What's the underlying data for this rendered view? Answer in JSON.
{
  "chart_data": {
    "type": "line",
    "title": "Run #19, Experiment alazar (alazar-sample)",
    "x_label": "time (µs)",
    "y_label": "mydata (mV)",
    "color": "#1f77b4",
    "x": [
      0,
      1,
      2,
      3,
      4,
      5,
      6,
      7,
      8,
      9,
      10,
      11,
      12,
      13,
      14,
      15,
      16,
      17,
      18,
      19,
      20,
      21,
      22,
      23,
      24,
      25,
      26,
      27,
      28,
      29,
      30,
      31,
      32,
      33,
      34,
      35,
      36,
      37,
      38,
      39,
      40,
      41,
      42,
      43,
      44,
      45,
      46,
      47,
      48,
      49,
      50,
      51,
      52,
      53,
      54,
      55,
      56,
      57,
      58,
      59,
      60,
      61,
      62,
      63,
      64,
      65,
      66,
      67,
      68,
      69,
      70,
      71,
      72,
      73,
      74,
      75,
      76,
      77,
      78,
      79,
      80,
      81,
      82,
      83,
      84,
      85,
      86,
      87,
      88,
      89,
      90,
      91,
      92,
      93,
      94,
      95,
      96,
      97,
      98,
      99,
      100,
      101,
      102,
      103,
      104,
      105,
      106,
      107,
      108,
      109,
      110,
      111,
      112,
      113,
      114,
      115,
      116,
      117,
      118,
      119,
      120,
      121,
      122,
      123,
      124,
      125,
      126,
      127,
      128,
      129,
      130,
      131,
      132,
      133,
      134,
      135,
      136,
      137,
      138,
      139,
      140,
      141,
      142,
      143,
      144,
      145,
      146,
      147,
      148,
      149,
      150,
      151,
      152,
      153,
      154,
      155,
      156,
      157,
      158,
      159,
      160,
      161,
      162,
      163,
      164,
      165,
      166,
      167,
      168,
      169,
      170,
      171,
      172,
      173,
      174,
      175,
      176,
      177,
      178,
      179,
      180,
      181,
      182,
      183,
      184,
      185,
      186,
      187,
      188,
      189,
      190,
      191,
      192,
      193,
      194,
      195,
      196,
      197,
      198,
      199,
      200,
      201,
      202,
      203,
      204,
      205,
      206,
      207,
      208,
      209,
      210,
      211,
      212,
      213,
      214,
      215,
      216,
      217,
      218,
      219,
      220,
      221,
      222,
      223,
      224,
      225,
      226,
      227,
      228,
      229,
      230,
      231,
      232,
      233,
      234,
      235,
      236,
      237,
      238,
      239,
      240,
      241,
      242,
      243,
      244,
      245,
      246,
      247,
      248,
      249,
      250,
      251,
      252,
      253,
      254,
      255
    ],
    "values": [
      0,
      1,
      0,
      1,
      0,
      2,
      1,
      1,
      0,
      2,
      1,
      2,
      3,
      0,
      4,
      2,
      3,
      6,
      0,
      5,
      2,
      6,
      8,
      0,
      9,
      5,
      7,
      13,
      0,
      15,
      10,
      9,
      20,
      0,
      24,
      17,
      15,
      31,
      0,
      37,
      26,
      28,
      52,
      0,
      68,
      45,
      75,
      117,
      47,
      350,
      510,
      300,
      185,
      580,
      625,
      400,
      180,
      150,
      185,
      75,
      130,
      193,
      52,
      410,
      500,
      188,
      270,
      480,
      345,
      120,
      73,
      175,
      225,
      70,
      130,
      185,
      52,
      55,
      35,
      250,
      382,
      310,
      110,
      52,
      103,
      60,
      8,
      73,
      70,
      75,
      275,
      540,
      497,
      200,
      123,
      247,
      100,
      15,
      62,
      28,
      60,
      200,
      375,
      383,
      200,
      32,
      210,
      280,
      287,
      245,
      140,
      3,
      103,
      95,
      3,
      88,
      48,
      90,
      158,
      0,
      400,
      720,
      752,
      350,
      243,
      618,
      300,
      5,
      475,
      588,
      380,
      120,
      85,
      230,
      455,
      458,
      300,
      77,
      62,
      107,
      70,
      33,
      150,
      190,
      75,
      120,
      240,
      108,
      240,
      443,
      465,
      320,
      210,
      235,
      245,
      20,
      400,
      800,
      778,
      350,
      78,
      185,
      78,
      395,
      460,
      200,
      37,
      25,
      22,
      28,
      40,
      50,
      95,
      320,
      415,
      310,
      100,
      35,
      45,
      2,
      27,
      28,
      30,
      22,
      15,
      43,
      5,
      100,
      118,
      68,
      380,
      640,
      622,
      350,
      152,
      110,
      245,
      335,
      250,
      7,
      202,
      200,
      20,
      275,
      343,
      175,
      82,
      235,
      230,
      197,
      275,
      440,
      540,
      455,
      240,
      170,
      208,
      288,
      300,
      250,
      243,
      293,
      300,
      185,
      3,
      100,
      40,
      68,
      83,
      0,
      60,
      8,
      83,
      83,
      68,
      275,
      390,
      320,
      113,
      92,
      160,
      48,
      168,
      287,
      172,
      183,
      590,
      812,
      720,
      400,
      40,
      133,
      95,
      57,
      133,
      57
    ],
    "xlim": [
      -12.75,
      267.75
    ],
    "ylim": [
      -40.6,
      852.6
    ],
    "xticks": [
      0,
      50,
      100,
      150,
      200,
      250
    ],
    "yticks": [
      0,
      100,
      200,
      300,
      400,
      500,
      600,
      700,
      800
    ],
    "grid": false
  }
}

^^^^^^^^^^^^^^^^

Problem>
Exact output of every entry is required.

Solution>
What's the underlying data for this rendered view? Answer in JSON.
{
  "chart_data": {
    "type": "line",
    "title": "Run #19, Experiment alazar (alazar-sample)",
    "x_label": "time (µs)",
    "y_label": "mydata (mV)",
    "color": "#1f77b4",
    "x": [
      0,
      1,
      2,
      3,
      4,
      5,
      6,
      7,
      8,
      9,
      10,
      11,
      12,
      13,
      14,
      15,
      16,
      17,
      18,
      19,
      20,
      21,
      22,
      23,
      24,
      25,
      26,
      27,
      28,
      29,
      30,
      31,
      32,
      33,
      34,
      35,
      36,
      37,
      38,
      39,
      40,
      41,
      42,
      43,
      44,
      45,
      46,
      47,
      48,
      49,
      50,
      51,
      52,
      53,
      54,
      55,
      56,
      57,
      58,
      59,
      60,
      61,
      62,
      63,
      64,
      65,
      66,
      67,
      68,
      69,
      70,
      71,
      72,
      73,
      74,
      75,
      76,
      77,
      78,
      79,
      80,
      81,
      82,
      83,
      84,
      85,
      86,
      87,
      88,
      89,
      90,
      91,
      92,
      93,
      94,
      95,
      96,
      97,
      98,
      99,
      100,
      101,
      102,
      103,
      104,
      105,
      106,
      107,
      108,
      109,
      110,
      111,
      112,
      113,
      114,
      115,
      116,
      117,
      118,
      119,
      120,
      121,
      122,
      123,
      124,
      125,
      126,
      127,
      128,
      129,
      130,
      131,
      132,
      133,
      134,
      135,
      136,
      137,
      138,
      139,
      140,
      141,
      142,
      143,
      144,
      145,
      146,
      147,
      148,
      149,
      150,
      151,
      152,
      153,
      154,
      155,
      156,
      157,
      158,
      159,
      160,
      161,
      162,
      163,
      164,
      165,
      166,
      167,
      168,
      169,
      170,
      171,
      172,
      173,
      174,
      175,
      176,
      177,
      178,
      179,
      180,
      181,
      182,
      183,
      184,
      185,
      186,
      187,
      188,
      189,
      190,
      191,
      192,
      193,
      194,
      195,
      196,
      197,
      198,
      199,
      200,
      201,
      202,
      203,
      204,
      205,
      206,
      207,
      208,
      209,
      210,
      211,
      212,
      213,
      214,
      215,
      216,
      217,
      218,
      219,
      220,
      221,
      222,
      223,
      224,
      225,
      226,
      227,
      228,
      229,
      230,
      231,
      232,
      233,
      234,
      235,
      236,
      237,
      238,
      239,
      240,
      241,
      242,
      243,
      244,
      245,
      246,
      247,
      248,
      249,
      250,
      251,
      252,
      253,
      254,
      255
    ],
    "values": [
      0,
      1,
      0,
      1,
      0,
      2,
      1,
      1,
      0,
      2,
      1,
      2,
      3,
      0,
      4,
      2,
      3,
      6,
      0,
      5,
      2,
      6,
      8,
      0,
      9,
      5,
      7,
      13,
      0,
      15,
      10,
      9,
      20,
      0,
      24,
      17,
      15,
      31,
      0,
      37,
      26,
      28,
      52,
      0,
      68,
      45,
      75,
      117,
      47,
      350,
      510,
      300,
      185,
      580,
      625,
      400,
      180,
      150,
      185,
      75,
      130,
      193,
      52,
      410,
      500,
      188,
      270,
      480,
      345,
      120,
      73,
      175,
      225,
      70,
      130,
      185,
      52,
      55,
      35,
      250,
      382,
      310,
      110,
      52,
      103,
      60,
      8,
      73,
      70,
      75,
      275,
      540,
      497,
      200,
      123,
      247,
      100,
      15,
      62,
      28,
      60,
      200,
      375,
      383,
      200,
      32,
      210,
      280,
      287,
      245,
      140,
      3,
      103,
      95,
      3,
      88,
      48,
      90,
      158,
      0,
      400,
      720,
      752,
      350,
      243,
      618,
      300,
      5,
      475,
      588,
      380,
      120,
      85,
      230,
      455,
      458,
      300,
      77,
      62,
      107,
      70,
      33,
      150,
      190,
      75,
      120,
      240,
      108,
      240,
      443,
      465,
      320,
      210,
      235,
      245,
      20,
      400,
      800,
      778,
      350,
      78,
      185,
      78,
      395,
      460,
      200,
      37,
      25,
      22,
      28,
      40,
      50,
      95,
      320,
      415,
      310,
      100,
      35,
      45,
      2,
      27,
      28,
      30,
      22,
      15,
      43,
      5,
      100,
      118,
      68,
      380,
      640,
      622,
      350,
      152,
      110,
      245,
      335,
      250,
      7,
      202,
      200,
      20,
      275,
      343,
      175,
      82,
      235,
      230,
      197,
      275,
      440,
      540,
      455,
      240,
      170,
      208,
      288,
      300,
      250,
      243,
      293,
      300,
      185,
      3,
      100,
      40,
      68,
      83,
      0,
      60,
      8,
      83,
      83,
      68,
      275,
      390,
      320,
      113,
      92,
      160,
      48,
      168,
      287,
      172,
      183,
      590,
      812,
      720,
      400,
      40,
      133,
      95,
      57,
      133,
      57
    ],
    "xlim": [
      -12.75,
      267.75
    ],
    "ylim": [
      -40.6,
      852.6
    ],
    "xticks": [
      0,
      50,
      100,
      150,
      200,
      250
    ],
    "yticks": [
      0,
      100,
      200,
      300,
      400,
      500,
      600,
      700,
      800
    ],
    "grid": false
  }
}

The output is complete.